» Written problem:
Copy the entries below exactly. Images do not belong in the copy.

+++

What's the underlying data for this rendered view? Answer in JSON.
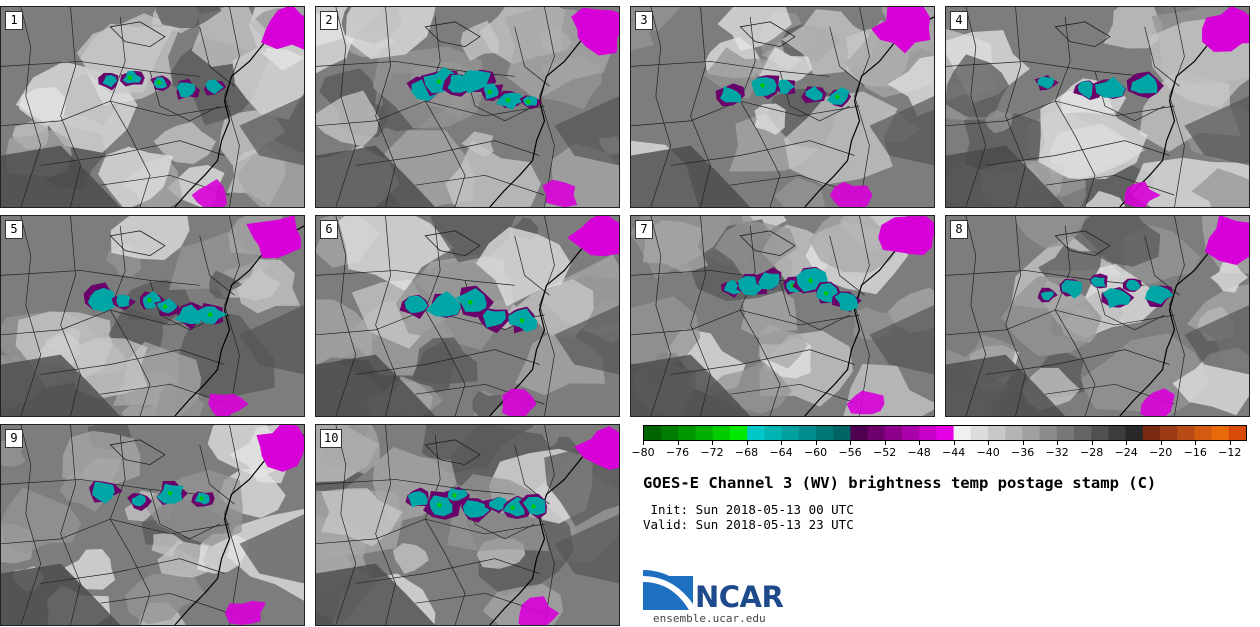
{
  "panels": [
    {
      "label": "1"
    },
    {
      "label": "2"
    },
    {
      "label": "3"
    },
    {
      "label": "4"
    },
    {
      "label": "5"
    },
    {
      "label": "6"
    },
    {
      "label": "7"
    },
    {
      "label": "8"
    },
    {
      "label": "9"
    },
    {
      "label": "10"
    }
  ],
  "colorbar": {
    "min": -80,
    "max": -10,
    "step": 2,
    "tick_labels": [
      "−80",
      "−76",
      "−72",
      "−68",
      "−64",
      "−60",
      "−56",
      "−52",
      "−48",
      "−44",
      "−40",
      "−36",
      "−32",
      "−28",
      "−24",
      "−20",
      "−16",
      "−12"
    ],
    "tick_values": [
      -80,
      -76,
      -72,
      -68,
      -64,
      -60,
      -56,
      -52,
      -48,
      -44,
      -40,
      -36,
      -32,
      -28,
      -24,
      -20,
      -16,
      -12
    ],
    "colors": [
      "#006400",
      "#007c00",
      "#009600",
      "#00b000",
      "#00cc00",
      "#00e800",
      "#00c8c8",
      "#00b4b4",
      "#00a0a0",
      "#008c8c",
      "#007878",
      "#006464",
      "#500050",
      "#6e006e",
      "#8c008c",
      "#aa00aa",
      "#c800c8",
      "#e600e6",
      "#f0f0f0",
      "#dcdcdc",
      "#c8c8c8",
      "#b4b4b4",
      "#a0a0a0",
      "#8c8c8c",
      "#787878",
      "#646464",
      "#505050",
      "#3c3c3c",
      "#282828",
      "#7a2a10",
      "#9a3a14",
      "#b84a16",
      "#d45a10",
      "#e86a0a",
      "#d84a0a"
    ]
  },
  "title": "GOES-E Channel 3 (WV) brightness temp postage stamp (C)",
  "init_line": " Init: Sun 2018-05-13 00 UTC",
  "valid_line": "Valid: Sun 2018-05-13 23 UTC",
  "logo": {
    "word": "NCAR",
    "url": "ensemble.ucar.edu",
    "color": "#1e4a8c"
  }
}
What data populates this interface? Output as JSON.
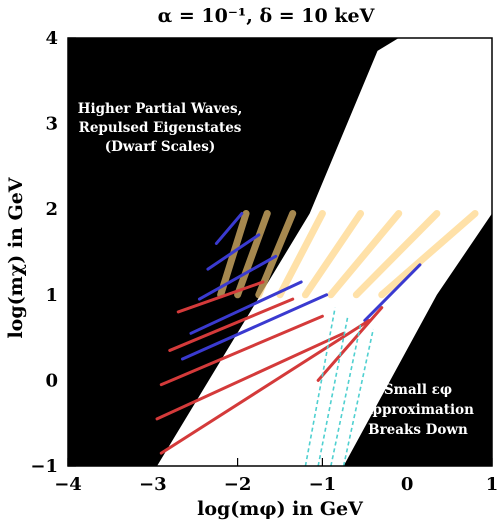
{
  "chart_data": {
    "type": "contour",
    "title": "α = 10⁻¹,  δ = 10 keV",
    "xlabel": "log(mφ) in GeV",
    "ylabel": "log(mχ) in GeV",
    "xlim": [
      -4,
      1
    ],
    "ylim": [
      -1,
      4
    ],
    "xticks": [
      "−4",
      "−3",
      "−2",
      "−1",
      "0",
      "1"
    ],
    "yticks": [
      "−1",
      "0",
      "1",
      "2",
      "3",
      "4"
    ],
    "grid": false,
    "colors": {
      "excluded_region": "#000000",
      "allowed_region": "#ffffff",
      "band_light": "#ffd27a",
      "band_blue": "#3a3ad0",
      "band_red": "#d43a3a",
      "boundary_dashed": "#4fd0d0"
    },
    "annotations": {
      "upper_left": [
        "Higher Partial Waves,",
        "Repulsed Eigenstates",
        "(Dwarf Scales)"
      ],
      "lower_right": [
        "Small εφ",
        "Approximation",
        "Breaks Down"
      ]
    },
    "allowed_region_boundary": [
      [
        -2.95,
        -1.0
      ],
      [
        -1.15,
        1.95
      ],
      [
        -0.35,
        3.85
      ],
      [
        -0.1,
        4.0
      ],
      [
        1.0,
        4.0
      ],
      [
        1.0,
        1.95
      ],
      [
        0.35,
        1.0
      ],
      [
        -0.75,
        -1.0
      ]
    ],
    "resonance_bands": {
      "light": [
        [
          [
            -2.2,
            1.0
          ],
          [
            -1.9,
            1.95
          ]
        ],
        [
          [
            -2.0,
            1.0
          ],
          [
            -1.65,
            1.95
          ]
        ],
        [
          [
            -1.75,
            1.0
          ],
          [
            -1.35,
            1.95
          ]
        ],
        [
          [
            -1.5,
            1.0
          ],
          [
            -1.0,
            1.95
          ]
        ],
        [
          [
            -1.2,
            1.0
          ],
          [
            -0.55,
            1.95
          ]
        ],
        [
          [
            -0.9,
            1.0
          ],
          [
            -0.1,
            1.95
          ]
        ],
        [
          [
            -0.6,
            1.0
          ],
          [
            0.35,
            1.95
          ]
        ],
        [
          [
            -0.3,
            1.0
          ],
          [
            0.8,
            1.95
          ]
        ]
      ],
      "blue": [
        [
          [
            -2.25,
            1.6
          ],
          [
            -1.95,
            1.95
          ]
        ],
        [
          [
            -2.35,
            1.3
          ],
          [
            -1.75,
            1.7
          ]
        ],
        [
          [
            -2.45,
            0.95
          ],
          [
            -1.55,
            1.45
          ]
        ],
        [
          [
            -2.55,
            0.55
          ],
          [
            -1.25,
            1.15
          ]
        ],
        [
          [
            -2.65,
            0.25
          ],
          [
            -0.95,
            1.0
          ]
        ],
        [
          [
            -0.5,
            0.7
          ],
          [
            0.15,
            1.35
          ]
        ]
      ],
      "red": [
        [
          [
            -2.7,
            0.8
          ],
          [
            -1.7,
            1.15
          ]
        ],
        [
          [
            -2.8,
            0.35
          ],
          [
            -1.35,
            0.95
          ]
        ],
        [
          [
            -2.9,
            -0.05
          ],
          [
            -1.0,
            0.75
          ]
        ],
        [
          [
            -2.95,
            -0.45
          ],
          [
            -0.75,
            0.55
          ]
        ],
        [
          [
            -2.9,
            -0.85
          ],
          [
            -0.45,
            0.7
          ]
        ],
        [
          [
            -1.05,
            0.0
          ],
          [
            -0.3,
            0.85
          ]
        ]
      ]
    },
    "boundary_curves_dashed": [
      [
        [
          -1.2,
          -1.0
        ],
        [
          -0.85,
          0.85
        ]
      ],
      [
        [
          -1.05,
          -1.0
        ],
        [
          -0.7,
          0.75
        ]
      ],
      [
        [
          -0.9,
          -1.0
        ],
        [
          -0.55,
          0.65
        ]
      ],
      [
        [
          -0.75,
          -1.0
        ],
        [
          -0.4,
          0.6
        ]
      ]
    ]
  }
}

+++

» Solution to this exercise:
What's the underlying data for this rendered view? Answer in JSON.
{
  "panels": [
    {
      "label": "1"
    },
    {
      "label": "2"
    },
    {
      "label": "3"
    },
    {
      "label": "4"
    },
    {
      "label": "5"
    },
    {
      "label": "6"
    },
    {
      "label": "7"
    },
    {
      "label": "8"
    },
    {
      "label": "9"
    },
    {
      "label": "10"
    }
  ],
  "colorbar": {
    "min": -80,
    "max": -10,
    "step": 2,
    "tick_labels": [
      "−80",
      "−76",
      "−72",
      "−68",
      "−64",
      "−60",
      "−56",
      "−52",
      "−48",
      "−44",
      "−40",
      "−36",
      "−32",
      "−28",
      "−24",
      "−20",
      "−16",
      "−12"
    ],
    "tick_values": [
      -80,
      -76,
      -72,
      -68,
      -64,
      -60,
      -56,
      -52,
      -48,
      -44,
      -40,
      -36,
      -32,
      -28,
      -24,
      -20,
      -16,
      -12
    ],
    "colors": [
      "#006400",
      "#007c00",
      "#009600",
      "#00b000",
      "#00cc00",
      "#00e800",
      "#00c8c8",
      "#00b4b4",
      "#00a0a0",
      "#008c8c",
      "#007878",
      "#006464",
      "#500050",
      "#6e006e",
      "#8c008c",
      "#aa00aa",
      "#c800c8",
      "#e600e6",
      "#f0f0f0",
      "#dcdcdc",
      "#c8c8c8",
      "#b4b4b4",
      "#a0a0a0",
      "#8c8c8c",
      "#787878",
      "#646464",
      "#505050",
      "#3c3c3c",
      "#282828",
      "#7a2a10",
      "#9a3a14",
      "#b84a16",
      "#d45a10",
      "#e86a0a",
      "#d84a0a"
    ]
  },
  "title": "GOES-E Channel 3 (WV) brightness temp postage stamp (C)",
  "init_line": " Init: Sun 2018-05-13 00 UTC",
  "valid_line": "Valid: Sun 2018-05-13 23 UTC",
  "logo": {
    "word": "NCAR",
    "url": "ensemble.ucar.edu",
    "color": "#1e4a8c"
  }
}
What data populates this interface? Output as JSON.
{
  "chart_data": {
    "type": "contour",
    "title": "α = 10⁻¹,  δ = 10 keV",
    "xlabel": "log(mφ) in GeV",
    "ylabel": "log(mχ) in GeV",
    "xlim": [
      -4,
      1
    ],
    "ylim": [
      -1,
      4
    ],
    "xticks": [
      "−4",
      "−3",
      "−2",
      "−1",
      "0",
      "1"
    ],
    "yticks": [
      "−1",
      "0",
      "1",
      "2",
      "3",
      "4"
    ],
    "grid": false,
    "colors": {
      "excluded_region": "#000000",
      "allowed_region": "#ffffff",
      "band_light": "#ffd27a",
      "band_blue": "#3a3ad0",
      "band_red": "#d43a3a",
      "boundary_dashed": "#4fd0d0"
    },
    "annotations": {
      "upper_left": [
        "Higher Partial Waves,",
        "Repulsed Eigenstates",
        "(Dwarf Scales)"
      ],
      "lower_right": [
        "Small εφ",
        "Approximation",
        "Breaks Down"
      ]
    },
    "allowed_region_boundary": [
      [
        -2.95,
        -1.0
      ],
      [
        -1.15,
        1.95
      ],
      [
        -0.35,
        3.85
      ],
      [
        -0.1,
        4.0
      ],
      [
        1.0,
        4.0
      ],
      [
        1.0,
        1.95
      ],
      [
        0.35,
        1.0
      ],
      [
        -0.75,
        -1.0
      ]
    ],
    "resonance_bands": {
      "light": [
        [
          [
            -2.2,
            1.0
          ],
          [
            -1.9,
            1.95
          ]
        ],
        [
          [
            -2.0,
            1.0
          ],
          [
            -1.65,
            1.95
          ]
        ],
        [
          [
            -1.75,
            1.0
          ],
          [
            -1.35,
            1.95
          ]
        ],
        [
          [
            -1.5,
            1.0
          ],
          [
            -1.0,
            1.95
          ]
        ],
        [
          [
            -1.2,
            1.0
          ],
          [
            -0.55,
            1.95
          ]
        ],
        [
          [
            -0.9,
            1.0
          ],
          [
            -0.1,
            1.95
          ]
        ],
        [
          [
            -0.6,
            1.0
          ],
          [
            0.35,
            1.95
          ]
        ],
        [
          [
            -0.3,
            1.0
          ],
          [
            0.8,
            1.95
          ]
        ]
      ],
      "blue": [
        [
          [
            -2.25,
            1.6
          ],
          [
            -1.95,
            1.95
          ]
        ],
        [
          [
            -2.35,
            1.3
          ],
          [
            -1.75,
            1.7
          ]
        ],
        [
          [
            -2.45,
            0.95
          ],
          [
            -1.55,
            1.45
          ]
        ],
        [
          [
            -2.55,
            0.55
          ],
          [
            -1.25,
            1.15
          ]
        ],
        [
          [
            -2.65,
            0.25
          ],
          [
            -0.95,
            1.0
          ]
        ],
        [
          [
            -0.5,
            0.7
          ],
          [
            0.15,
            1.35
          ]
        ]
      ],
      "red": [
        [
          [
            -2.7,
            0.8
          ],
          [
            -1.7,
            1.15
          ]
        ],
        [
          [
            -2.8,
            0.35
          ],
          [
            -1.35,
            0.95
          ]
        ],
        [
          [
            -2.9,
            -0.05
          ],
          [
            -1.0,
            0.75
          ]
        ],
        [
          [
            -2.95,
            -0.45
          ],
          [
            -0.75,
            0.55
          ]
        ],
        [
          [
            -2.9,
            -0.85
          ],
          [
            -0.45,
            0.7
          ]
        ],
        [
          [
            -1.05,
            0.0
          ],
          [
            -0.3,
            0.85
          ]
        ]
      ]
    },
    "boundary_curves_dashed": [
      [
        [
          -1.2,
          -1.0
        ],
        [
          -0.85,
          0.85
        ]
      ],
      [
        [
          -1.05,
          -1.0
        ],
        [
          -0.7,
          0.75
        ]
      ],
      [
        [
          -0.9,
          -1.0
        ],
        [
          -0.55,
          0.65
        ]
      ],
      [
        [
          -0.75,
          -1.0
        ],
        [
          -0.4,
          0.6
        ]
      ]
    ]
  }
}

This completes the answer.